### EXERCISE
Format every line of the entries below as a Markdown table with the columns "Row" and "Line". Number the rows, leave out blank lines, and omit the pictures.

### RAW DATA
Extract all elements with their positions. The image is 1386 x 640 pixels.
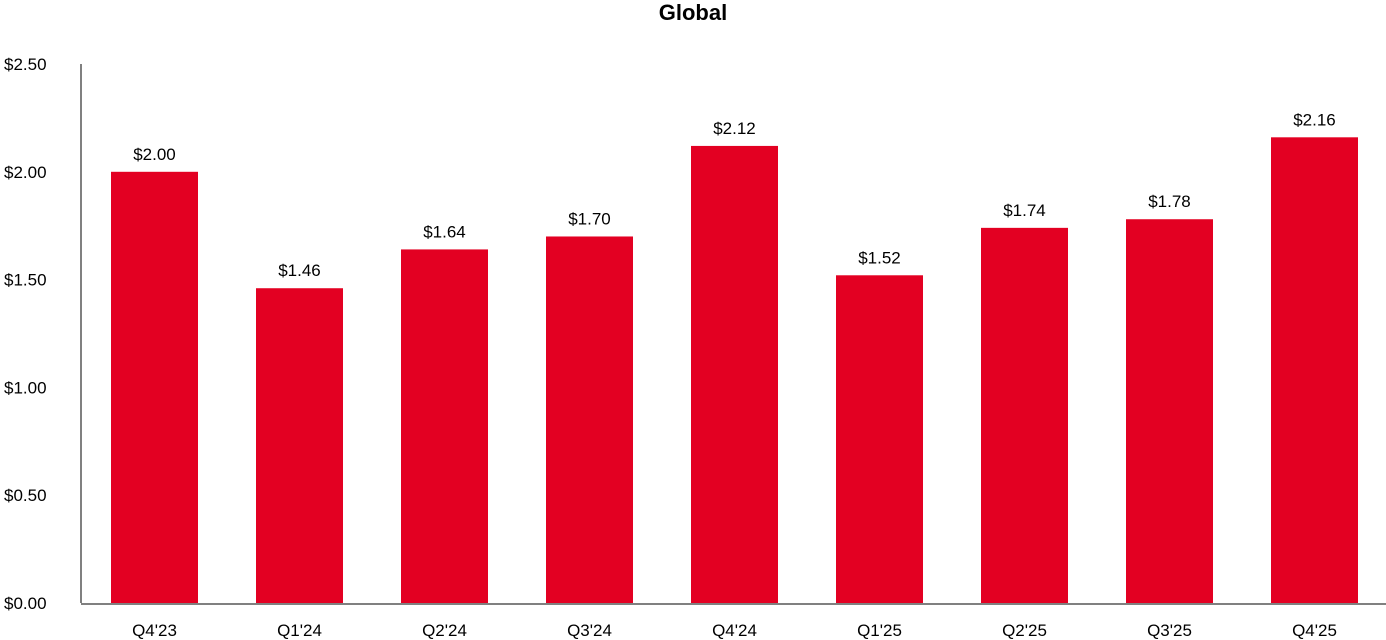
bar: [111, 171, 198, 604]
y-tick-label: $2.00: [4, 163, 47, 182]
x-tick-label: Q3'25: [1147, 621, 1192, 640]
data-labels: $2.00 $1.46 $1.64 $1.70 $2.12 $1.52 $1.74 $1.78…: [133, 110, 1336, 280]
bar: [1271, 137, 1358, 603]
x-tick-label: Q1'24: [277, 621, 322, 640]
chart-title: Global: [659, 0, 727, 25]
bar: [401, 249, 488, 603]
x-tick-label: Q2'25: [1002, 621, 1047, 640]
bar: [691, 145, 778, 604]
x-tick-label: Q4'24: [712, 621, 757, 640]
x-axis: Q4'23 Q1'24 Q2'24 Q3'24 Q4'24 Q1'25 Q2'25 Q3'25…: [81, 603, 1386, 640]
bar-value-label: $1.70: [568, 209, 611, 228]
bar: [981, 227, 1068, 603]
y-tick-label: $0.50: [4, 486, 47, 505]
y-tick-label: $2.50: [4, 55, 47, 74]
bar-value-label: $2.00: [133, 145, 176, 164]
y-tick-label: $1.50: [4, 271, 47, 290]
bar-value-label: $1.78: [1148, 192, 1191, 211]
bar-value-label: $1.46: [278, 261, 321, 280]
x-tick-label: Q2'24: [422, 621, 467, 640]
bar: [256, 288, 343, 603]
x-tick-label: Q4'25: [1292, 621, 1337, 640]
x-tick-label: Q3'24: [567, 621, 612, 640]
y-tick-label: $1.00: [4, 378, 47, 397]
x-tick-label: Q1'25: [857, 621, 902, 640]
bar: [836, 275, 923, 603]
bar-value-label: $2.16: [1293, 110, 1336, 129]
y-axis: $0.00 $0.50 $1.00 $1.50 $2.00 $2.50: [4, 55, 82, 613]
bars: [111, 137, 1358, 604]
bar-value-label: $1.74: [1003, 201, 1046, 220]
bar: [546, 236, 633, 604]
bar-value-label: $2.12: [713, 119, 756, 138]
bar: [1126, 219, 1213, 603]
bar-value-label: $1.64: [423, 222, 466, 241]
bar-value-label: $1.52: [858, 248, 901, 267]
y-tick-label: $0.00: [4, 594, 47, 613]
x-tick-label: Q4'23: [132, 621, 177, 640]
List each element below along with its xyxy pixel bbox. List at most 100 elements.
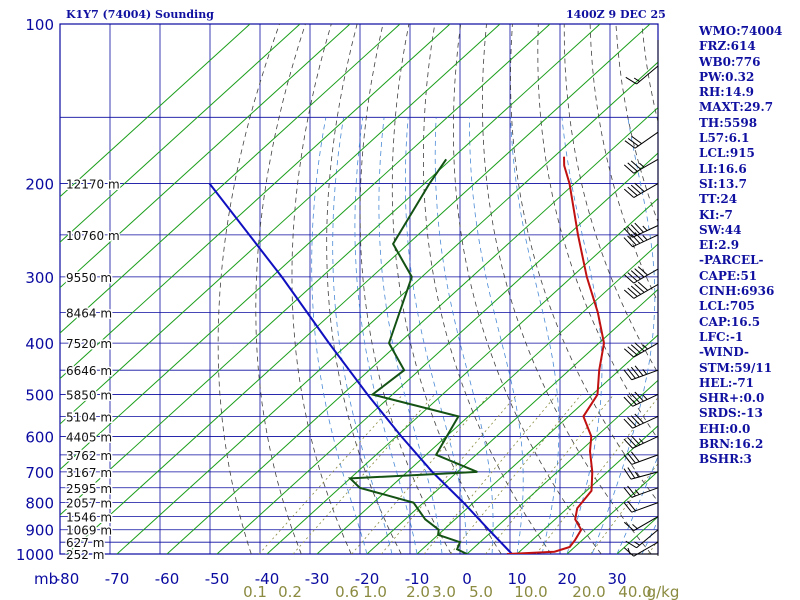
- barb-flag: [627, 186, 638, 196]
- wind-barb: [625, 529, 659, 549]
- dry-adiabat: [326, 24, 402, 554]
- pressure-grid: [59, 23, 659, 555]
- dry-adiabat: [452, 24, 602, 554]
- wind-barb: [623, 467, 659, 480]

### ANSWER TO THIS TASK
| Row | Line |
|---|---|
| 1 | Extract all elements with their positions. The image is 1386 x 640 pixels. |
| 2 | bar: [111, 171, 198, 604] |
| 3 | y-tick-label: $2.00: [4, 163, 47, 182] |
| 4 | x-tick-label: Q3'25: [1147, 621, 1192, 640] |
| 5 | data-labels: $2.00 $1.46 $1.64 $1.70 $2.12 $1.52 $1.74 $1.78…: [133, 110, 1336, 280] |
| 6 | bar: [1271, 137, 1358, 603] |
| 7 | x-tick-label: Q1'24: [277, 621, 322, 640] |
| 8 | chart-title: Global: [659, 0, 727, 25] |
| 9 | bar: [401, 249, 488, 603] |
| 10 | x-tick-label: Q2'25: [1002, 621, 1047, 640] |
| 11 | bar: [691, 145, 778, 604] |
| 12 | x-tick-label: Q4'24: [712, 621, 757, 640] |
| 13 | x-axis: Q4'23 Q1'24 Q2'24 Q3'24 Q4'24 Q1'25 Q2'25 Q3'25…: [81, 603, 1386, 640] |
| 14 | bar-value-label: $1.70: [568, 209, 611, 228] |
| 15 | bar: [981, 227, 1068, 603] |
| 16 | y-tick-label: $0.50: [4, 486, 47, 505] |
| 17 | y-tick-label: $2.50: [4, 55, 47, 74] |
| 18 | bar-value-label: $2.00: [133, 145, 176, 164] |
| 19 | y-tick-label: $1.50: [4, 271, 47, 290] |
| 20 | bar-value-label: $1.78: [1148, 192, 1191, 211] |
| 21 | bar-value-label: $1.46: [278, 261, 321, 280] |
| 22 | x-tick-label: Q2'24: [422, 621, 467, 640] |
| 23 | bar: [256, 288, 343, 603] |
| 24 | x-tick-label: Q4'25: [1292, 621, 1337, 640] |
| 25 | x-tick-label: Q3'24: [567, 621, 612, 640] |
| 26 | y-tick-label: $1.00: [4, 378, 47, 397] |
| 27 | x-tick-label: Q1'25: [857, 621, 902, 640] |
| 28 | bar: [836, 275, 923, 603] |
| 29 | bar-value-label: $2.16: [1293, 110, 1336, 129] |
| 30 | y-axis: $0.00 $0.50 $1.00 $1.50 $2.00 $2.50: [4, 55, 82, 613] |
| 31 | bars: [111, 137, 1358, 604] |
| 32 | bar-value-label: $1.74: [1003, 201, 1046, 220] |
| 33 | bar: [546, 236, 633, 604] |
| 34 | bar-value-label: $2.12: [713, 119, 756, 138] |
| 35 | bar: [1126, 219, 1213, 603] |
| 36 | bar-value-label: $1.64: [423, 222, 466, 241] |
| 37 | bar-value-label: $1.52: [858, 248, 901, 267] |
| 38 | y-tick-label: $0.00: [4, 594, 47, 613] |
| 39 | x-tick-label: Q4'23: [132, 621, 177, 640] |
| 40 | List each element below along with its xyxy pixel bbox. List at most 100 elements. |
| 41 | - barb-flag: [627, 186, 638, 196] |
| 42 | - wind-barb: [625, 529, 659, 549] |
| 43 | - dry-adiabat: [326, 24, 402, 554] |
| 44 | - pressure-grid: [59, 23, 659, 555] |
| 45 | - dry-adiabat: [452, 24, 602, 554] |
| 46 | - wind-barb: [623, 467, 659, 480] |